* _GIVEN PROBLEM_
Go through the records underneath and write each one out again exactly.

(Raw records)
* * * * *

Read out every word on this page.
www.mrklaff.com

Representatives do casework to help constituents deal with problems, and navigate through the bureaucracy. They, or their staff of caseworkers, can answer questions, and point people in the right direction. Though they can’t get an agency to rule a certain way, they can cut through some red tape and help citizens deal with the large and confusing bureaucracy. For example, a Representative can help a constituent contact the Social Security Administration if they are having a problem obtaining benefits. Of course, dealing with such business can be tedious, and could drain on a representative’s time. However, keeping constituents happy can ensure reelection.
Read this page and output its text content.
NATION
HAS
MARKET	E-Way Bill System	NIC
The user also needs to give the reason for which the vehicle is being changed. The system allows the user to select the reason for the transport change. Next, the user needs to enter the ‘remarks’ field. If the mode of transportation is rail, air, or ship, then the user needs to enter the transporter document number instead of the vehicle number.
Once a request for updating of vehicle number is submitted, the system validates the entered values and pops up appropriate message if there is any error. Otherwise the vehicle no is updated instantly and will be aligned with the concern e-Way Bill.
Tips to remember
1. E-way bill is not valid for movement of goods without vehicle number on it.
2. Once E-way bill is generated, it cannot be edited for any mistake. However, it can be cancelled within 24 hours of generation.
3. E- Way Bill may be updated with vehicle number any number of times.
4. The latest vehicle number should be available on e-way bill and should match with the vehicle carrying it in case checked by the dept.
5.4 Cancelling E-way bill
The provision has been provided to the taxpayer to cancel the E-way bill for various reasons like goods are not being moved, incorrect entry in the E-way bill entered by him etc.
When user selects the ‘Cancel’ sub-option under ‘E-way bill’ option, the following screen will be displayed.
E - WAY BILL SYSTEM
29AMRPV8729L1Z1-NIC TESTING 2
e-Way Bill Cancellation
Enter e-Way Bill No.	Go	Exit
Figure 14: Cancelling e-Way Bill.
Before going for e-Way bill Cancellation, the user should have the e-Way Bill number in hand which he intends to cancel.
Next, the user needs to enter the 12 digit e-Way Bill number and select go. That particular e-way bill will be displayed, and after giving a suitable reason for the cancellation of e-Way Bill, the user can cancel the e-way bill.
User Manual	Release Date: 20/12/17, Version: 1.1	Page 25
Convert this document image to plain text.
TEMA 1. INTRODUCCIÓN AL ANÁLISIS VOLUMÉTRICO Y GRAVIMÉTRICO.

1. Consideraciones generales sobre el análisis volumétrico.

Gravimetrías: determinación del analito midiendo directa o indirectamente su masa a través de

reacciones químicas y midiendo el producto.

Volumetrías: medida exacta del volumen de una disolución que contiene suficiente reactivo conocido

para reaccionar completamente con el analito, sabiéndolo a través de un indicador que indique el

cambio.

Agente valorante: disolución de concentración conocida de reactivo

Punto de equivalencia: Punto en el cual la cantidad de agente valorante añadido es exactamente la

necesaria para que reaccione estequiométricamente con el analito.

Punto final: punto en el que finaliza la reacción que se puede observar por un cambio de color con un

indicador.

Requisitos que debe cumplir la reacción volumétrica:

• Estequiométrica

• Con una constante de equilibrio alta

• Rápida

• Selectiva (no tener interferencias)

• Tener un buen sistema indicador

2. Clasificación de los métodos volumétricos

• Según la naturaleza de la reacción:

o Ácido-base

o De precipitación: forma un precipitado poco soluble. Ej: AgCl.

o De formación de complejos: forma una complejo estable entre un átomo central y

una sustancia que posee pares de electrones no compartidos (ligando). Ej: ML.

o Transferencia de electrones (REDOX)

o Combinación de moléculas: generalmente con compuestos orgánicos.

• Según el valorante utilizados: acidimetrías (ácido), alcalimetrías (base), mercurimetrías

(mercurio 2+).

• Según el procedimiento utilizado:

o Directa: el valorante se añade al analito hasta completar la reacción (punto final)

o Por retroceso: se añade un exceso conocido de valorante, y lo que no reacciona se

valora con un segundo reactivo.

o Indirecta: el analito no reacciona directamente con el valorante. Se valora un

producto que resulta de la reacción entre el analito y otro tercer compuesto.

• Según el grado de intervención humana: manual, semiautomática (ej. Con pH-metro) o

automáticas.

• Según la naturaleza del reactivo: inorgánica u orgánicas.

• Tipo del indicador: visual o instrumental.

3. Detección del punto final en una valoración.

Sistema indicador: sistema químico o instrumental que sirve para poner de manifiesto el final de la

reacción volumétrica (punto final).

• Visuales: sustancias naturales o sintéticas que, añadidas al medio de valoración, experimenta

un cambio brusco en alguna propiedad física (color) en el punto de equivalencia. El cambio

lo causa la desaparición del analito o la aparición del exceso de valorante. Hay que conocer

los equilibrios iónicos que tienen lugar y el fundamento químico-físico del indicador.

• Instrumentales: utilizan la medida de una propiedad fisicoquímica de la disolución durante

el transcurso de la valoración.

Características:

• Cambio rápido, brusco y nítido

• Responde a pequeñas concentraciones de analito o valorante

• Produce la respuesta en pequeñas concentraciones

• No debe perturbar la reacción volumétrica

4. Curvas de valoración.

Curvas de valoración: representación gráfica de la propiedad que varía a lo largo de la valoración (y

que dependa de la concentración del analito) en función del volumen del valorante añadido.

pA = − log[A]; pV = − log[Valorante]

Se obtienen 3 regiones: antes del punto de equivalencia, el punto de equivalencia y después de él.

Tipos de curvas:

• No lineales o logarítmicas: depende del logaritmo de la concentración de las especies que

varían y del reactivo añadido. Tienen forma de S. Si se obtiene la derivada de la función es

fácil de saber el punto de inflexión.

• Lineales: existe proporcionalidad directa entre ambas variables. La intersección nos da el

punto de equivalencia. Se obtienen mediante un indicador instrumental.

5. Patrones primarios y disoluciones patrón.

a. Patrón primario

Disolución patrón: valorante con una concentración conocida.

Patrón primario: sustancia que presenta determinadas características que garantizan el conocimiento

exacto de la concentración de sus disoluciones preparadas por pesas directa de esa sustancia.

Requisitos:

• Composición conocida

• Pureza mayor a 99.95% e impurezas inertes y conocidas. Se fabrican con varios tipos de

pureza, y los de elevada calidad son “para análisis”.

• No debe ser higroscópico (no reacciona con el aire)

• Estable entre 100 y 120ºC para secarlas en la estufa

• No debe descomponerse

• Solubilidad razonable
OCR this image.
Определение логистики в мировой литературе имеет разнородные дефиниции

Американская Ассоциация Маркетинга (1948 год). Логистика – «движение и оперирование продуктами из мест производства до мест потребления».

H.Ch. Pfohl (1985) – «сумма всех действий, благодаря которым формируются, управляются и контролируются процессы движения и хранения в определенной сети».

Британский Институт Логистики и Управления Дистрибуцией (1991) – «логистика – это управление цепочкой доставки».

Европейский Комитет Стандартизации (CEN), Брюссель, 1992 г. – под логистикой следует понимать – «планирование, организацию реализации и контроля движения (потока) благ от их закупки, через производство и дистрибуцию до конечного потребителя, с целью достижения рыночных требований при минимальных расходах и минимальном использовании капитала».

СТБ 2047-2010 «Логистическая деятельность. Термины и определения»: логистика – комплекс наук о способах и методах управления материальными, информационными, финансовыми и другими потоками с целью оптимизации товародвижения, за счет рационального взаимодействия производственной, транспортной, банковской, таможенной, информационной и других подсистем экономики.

* * * * *

* _REPLY TO THE TASK_
Read out every word on this page.
www.mrklaff.com

Representatives do casework to help constituents deal with problems, and navigate through the bureaucracy. They, or their staff of caseworkers, can answer questions, and point people in the right direction. Though they can’t get an agency to rule a certain way, they can cut through some red tape and help citizens deal with the large and confusing bureaucracy. For example, a Representative can help a constituent contact the Social Security Administration if they are having a problem obtaining benefits. Of course, dealing with such business can be tedious, and could drain on a representative’s time. However, keeping constituents happy can ensure reelection.
Read this page and output its text content.
NATION
HAS
MARKET	E-Way Bill System	NIC
The user also needs to give the reason for which the vehicle is being changed. The system allows the user to select the reason for the transport change. Next, the user needs to enter the ‘remarks’ field. If the mode of transportation is rail, air, or ship, then the user needs to enter the transporter document number instead of the vehicle number.
Once a request for updating of vehicle number is submitted, the system validates the entered values and pops up appropriate message if there is any error. Otherwise the vehicle no is updated instantly and will be aligned with the concern e-Way Bill.
Tips to remember
1. E-way bill is not valid for movement of goods without vehicle number on it.
2. Once E-way bill is generated, it cannot be edited for any mistake. However, it can be cancelled within 24 hours of generation.
3. E- Way Bill may be updated with vehicle number any number of times.
4. The latest vehicle number should be available on e-way bill and should match with the vehicle carrying it in case checked by the dept.
5.4 Cancelling E-way bill
The provision has been provided to the taxpayer to cancel the E-way bill for various reasons like goods are not being moved, incorrect entry in the E-way bill entered by him etc.
When user selects the ‘Cancel’ sub-option under ‘E-way bill’ option, the following screen will be displayed.
E - WAY BILL SYSTEM
29AMRPV8729L1Z1-NIC TESTING 2
e-Way Bill Cancellation
Enter e-Way Bill No.	Go	Exit
Figure 14: Cancelling e-Way Bill.
Before going for e-Way bill Cancellation, the user should have the e-Way Bill number in hand which he intends to cancel.
Next, the user needs to enter the 12 digit e-Way Bill number and select go. That particular e-way bill will be displayed, and after giving a suitable reason for the cancellation of e-Way Bill, the user can cancel the e-way bill.
User Manual	Release Date: 20/12/17, Version: 1.1	Page 25
Convert this document image to plain text.
TEMA 1. INTRODUCCIÓN AL ANÁLISIS VOLUMÉTRICO Y GRAVIMÉTRICO.

1. Consideraciones generales sobre el análisis volumétrico.

Gravimetrías: determinación del analito midiendo directa o indirectamente su masa a través de

reacciones químicas y midiendo el producto.

Volumetrías: medida exacta del volumen de una disolución que contiene suficiente reactivo conocido

para reaccionar completamente con el analito, sabiéndolo a través de un indicador que indique el

cambio.

Agente valorante: disolución de concentración conocida de reactivo

Punto de equivalencia: Punto en el cual la cantidad de agente valorante añadido es exactamente la

necesaria para que reaccione estequiométricamente con el analito.

Punto final: punto en el que finaliza la reacción que se puede observar por un cambio de color con un

indicador.

Requisitos que debe cumplir la reacción volumétrica:

• Estequiométrica

• Con una constante de equilibrio alta

• Rápida

• Selectiva (no tener interferencias)

• Tener un buen sistema indicador

2. Clasificación de los métodos volumétricos

• Según la naturaleza de la reacción:

o Ácido-base

o De precipitación: forma un precipitado poco soluble. Ej: AgCl.

o De formación de complejos: forma una complejo estable entre un átomo central y

una sustancia que posee pares de electrones no compartidos (ligando). Ej: ML.

o Transferencia de electrones (REDOX)

o Combinación de moléculas: generalmente con compuestos orgánicos.

• Según el valorante utilizados: acidimetrías (ácido), alcalimetrías (base), mercurimetrías

(mercurio 2+).

• Según el procedimiento utilizado:

o Directa: el valorante se añade al analito hasta completar la reacción (punto final)

o Por retroceso: se añade un exceso conocido de valorante, y lo que no reacciona se

valora con un segundo reactivo.

o Indirecta: el analito no reacciona directamente con el valorante. Se valora un

producto que resulta de la reacción entre el analito y otro tercer compuesto.

• Según el grado de intervención humana: manual, semiautomática (ej. Con pH-metro) o

automáticas.

• Según la naturaleza del reactivo: inorgánica u orgánicas.

• Tipo del indicador: visual o instrumental.

3. Detección del punto final en una valoración.

Sistema indicador: sistema químico o instrumental que sirve para poner de manifiesto el final de la

reacción volumétrica (punto final).

• Visuales: sustancias naturales o sintéticas que, añadidas al medio de valoración, experimenta

un cambio brusco en alguna propiedad física (color) en el punto de equivalencia. El cambio

lo causa la desaparición del analito o la aparición del exceso de valorante. Hay que conocer

los equilibrios iónicos que tienen lugar y el fundamento químico-físico del indicador.

• Instrumentales: utilizan la medida de una propiedad fisicoquímica de la disolución durante

el transcurso de la valoración.

Características:

• Cambio rápido, brusco y nítido

• Responde a pequeñas concentraciones de analito o valorante

• Produce la respuesta en pequeñas concentraciones

• No debe perturbar la reacción volumétrica

4. Curvas de valoración.

Curvas de valoración: representación gráfica de la propiedad que varía a lo largo de la valoración (y

que dependa de la concentración del analito) en función del volumen del valorante añadido.

pA = − log[A]; pV = − log[Valorante]

Se obtienen 3 regiones: antes del punto de equivalencia, el punto de equivalencia y después de él.

Tipos de curvas:

• No lineales o logarítmicas: depende del logaritmo de la concentración de las especies que

varían y del reactivo añadido. Tienen forma de S. Si se obtiene la derivada de la función es

fácil de saber el punto de inflexión.

• Lineales: existe proporcionalidad directa entre ambas variables. La intersección nos da el

punto de equivalencia. Se obtienen mediante un indicador instrumental.

5. Patrones primarios y disoluciones patrón.

a. Patrón primario

Disolución patrón: valorante con una concentración conocida.

Patrón primario: sustancia que presenta determinadas características que garantizan el conocimiento

exacto de la concentración de sus disoluciones preparadas por pesas directa de esa sustancia.

Requisitos:

• Composición conocida

• Pureza mayor a 99.95% e impurezas inertes y conocidas. Se fabrican con varios tipos de

pureza, y los de elevada calidad son “para análisis”.

• No debe ser higroscópico (no reacciona con el aire)

• Estable entre 100 y 120ºC para secarlas en la estufa

• No debe descomponerse

• Solubilidad razonable
OCR this image.
Определение логистики в мировой литературе имеет разнородные дефиниции

Американская Ассоциация Маркетинга (1948 год). Логистика – «движение и оперирование продуктами из мест производства до мест потребления».

H.Ch. Pfohl (1985) – «сумма всех действий, благодаря которым формируются, управляются и контролируются процессы движения и хранения в определенной сети».

Британский Институт Логистики и Управления Дистрибуцией (1991) – «логистика – это управление цепочкой доставки».

Европейский Комитет Стандартизации (CEN), Брюссель, 1992 г. – под логистикой следует понимать – «планирование, организацию реализации и контроля движения (потока) благ от их закупки, через производство и дистрибуцию до конечного потребителя, с целью достижения рыночных требований при минимальных расходах и минимальном использовании капитала».

СТБ 2047-2010 «Логистическая деятельность. Термины и определения»: логистика – комплекс наук о способах и методах управления материальными, информационными, финансовыми и другими потоками с целью оптимизации товародвижения, за счет рационального взаимодействия производственной, транспортной, банковской, таможенной, информационной и других подсистем экономики.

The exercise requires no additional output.